> The problem
Go through the listing beneath this task and return every line that carries the string "JSON".

* * *

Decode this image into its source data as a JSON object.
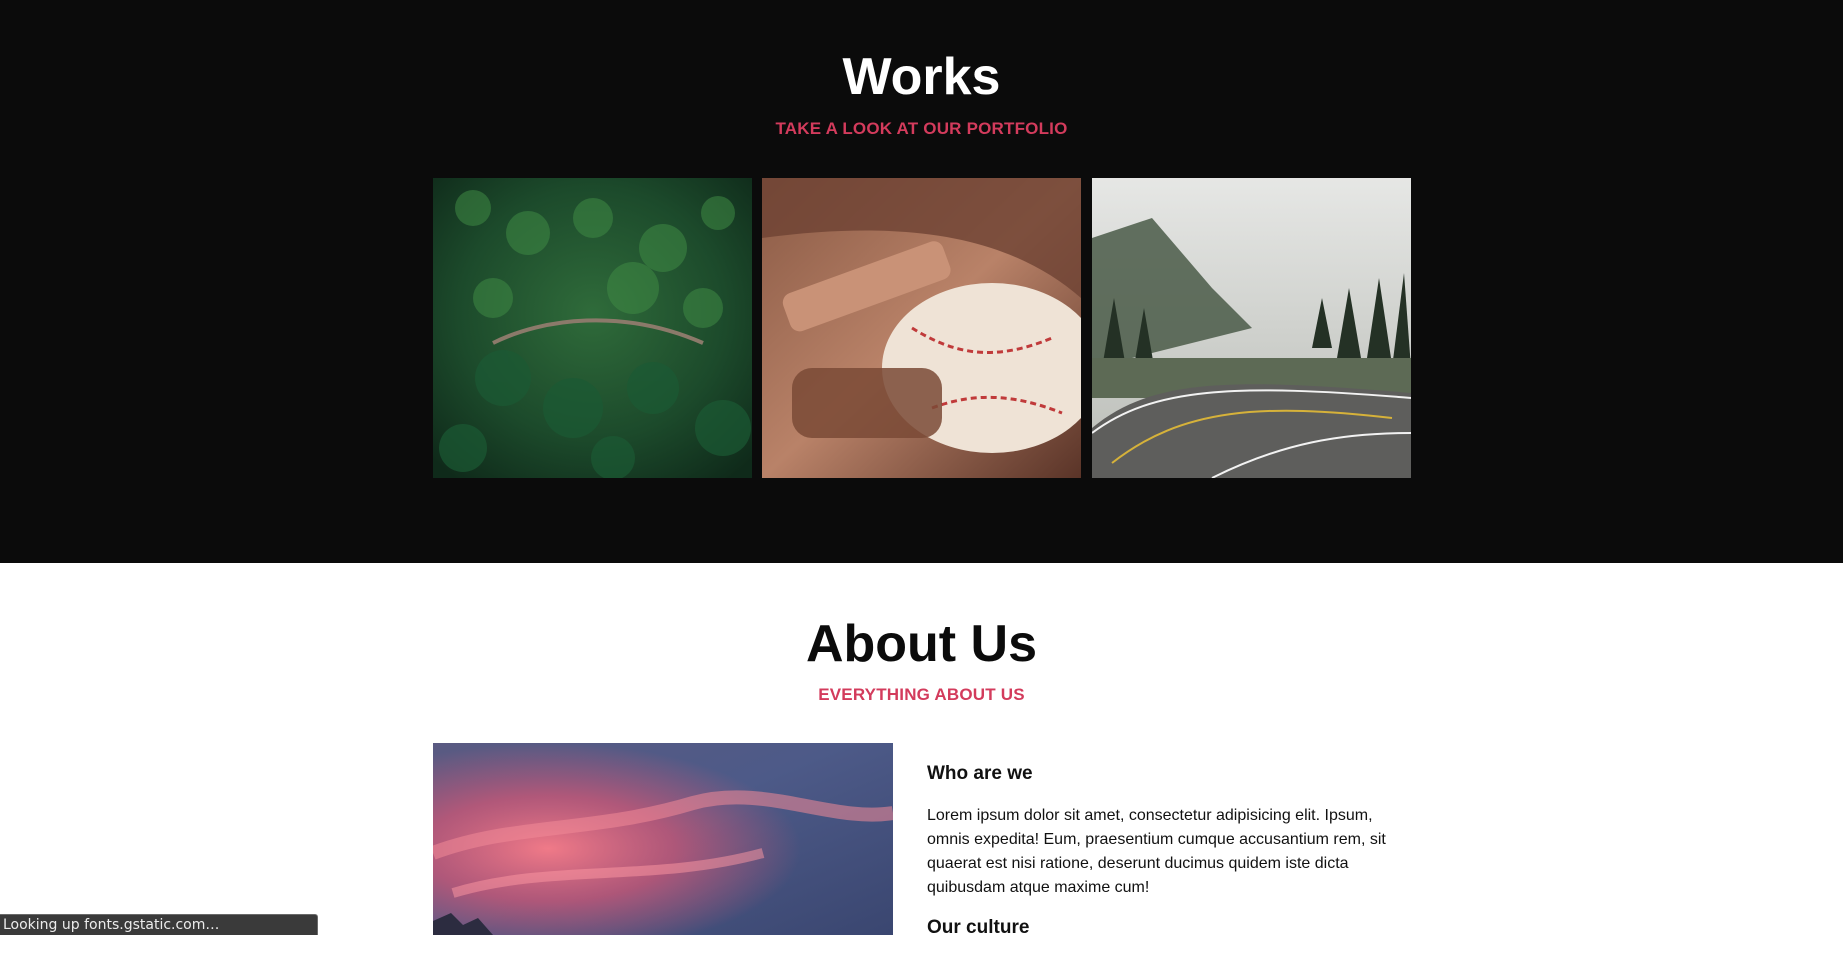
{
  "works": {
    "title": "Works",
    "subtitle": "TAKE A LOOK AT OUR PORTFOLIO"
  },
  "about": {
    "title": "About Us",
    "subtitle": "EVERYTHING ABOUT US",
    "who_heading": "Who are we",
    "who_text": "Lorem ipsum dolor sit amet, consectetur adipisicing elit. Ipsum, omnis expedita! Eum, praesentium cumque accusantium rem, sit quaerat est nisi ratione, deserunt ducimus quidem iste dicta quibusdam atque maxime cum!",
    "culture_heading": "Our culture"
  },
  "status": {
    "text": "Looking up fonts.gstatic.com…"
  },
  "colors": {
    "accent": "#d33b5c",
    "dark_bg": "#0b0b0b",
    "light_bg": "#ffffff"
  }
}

* * *

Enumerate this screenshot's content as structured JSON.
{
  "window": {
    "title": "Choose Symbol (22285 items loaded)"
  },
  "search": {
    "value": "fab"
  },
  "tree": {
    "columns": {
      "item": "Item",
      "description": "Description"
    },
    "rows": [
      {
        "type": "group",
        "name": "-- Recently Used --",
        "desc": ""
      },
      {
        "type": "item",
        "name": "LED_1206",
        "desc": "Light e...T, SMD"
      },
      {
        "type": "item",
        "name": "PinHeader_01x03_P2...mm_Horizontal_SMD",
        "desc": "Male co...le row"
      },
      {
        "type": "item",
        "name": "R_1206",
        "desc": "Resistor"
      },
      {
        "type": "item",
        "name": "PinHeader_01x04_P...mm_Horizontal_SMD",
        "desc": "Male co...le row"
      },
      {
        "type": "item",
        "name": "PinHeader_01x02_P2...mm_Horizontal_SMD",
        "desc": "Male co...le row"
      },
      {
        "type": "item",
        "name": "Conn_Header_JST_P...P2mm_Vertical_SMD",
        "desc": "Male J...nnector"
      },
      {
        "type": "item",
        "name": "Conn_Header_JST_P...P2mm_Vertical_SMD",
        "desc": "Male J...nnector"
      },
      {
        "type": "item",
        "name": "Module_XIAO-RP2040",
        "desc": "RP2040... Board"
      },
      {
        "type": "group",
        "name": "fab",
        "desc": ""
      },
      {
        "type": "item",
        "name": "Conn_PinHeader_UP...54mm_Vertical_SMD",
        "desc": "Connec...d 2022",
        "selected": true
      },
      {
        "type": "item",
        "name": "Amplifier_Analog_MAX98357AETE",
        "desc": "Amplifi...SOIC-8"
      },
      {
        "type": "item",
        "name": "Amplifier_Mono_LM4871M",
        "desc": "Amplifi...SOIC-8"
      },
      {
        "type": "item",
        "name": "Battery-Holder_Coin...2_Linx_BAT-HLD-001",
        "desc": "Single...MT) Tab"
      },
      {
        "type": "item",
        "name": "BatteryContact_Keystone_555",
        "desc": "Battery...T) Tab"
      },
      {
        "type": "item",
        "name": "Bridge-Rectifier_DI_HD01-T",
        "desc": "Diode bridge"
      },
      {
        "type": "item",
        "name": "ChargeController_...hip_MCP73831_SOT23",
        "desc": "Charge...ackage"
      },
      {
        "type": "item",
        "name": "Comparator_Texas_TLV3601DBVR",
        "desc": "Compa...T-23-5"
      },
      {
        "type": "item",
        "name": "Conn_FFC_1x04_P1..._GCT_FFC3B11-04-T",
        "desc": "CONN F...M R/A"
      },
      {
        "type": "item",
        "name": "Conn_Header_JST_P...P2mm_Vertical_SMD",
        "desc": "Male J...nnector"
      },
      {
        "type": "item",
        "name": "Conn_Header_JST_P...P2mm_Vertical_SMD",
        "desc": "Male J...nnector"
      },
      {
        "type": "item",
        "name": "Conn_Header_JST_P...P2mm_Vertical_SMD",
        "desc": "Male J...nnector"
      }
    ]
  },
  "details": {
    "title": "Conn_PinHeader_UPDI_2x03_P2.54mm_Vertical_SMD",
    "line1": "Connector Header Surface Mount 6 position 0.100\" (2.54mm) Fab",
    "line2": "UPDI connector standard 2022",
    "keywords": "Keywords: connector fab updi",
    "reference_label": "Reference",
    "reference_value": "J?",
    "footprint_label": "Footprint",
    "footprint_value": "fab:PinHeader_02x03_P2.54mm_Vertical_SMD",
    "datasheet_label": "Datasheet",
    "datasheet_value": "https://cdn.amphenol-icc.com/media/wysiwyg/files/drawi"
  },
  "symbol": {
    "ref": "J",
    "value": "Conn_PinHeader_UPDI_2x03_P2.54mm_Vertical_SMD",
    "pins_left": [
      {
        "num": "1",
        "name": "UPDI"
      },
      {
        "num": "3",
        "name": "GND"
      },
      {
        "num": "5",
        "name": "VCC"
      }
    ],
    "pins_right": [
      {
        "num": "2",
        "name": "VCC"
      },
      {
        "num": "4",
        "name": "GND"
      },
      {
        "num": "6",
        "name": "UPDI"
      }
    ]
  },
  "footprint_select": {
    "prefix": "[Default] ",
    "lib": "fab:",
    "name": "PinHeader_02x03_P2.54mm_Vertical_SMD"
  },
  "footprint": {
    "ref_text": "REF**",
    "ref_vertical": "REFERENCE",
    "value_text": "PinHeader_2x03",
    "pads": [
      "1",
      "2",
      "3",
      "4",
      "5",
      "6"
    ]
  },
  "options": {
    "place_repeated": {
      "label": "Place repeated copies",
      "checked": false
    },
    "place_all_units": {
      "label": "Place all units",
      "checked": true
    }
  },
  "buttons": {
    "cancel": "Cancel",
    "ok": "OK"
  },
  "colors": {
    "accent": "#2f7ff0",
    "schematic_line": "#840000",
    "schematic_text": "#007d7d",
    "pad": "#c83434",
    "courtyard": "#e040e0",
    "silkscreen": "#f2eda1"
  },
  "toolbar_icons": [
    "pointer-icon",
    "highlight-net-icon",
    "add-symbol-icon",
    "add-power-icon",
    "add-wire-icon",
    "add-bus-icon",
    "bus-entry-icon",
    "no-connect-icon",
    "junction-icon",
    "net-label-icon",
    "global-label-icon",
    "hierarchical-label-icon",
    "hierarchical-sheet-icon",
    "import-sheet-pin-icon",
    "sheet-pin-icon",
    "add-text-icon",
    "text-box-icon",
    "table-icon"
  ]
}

* * *

> Task result
Decode this image into its source data as a JSON object.
Enumerate this screenshot's content as structured JSON.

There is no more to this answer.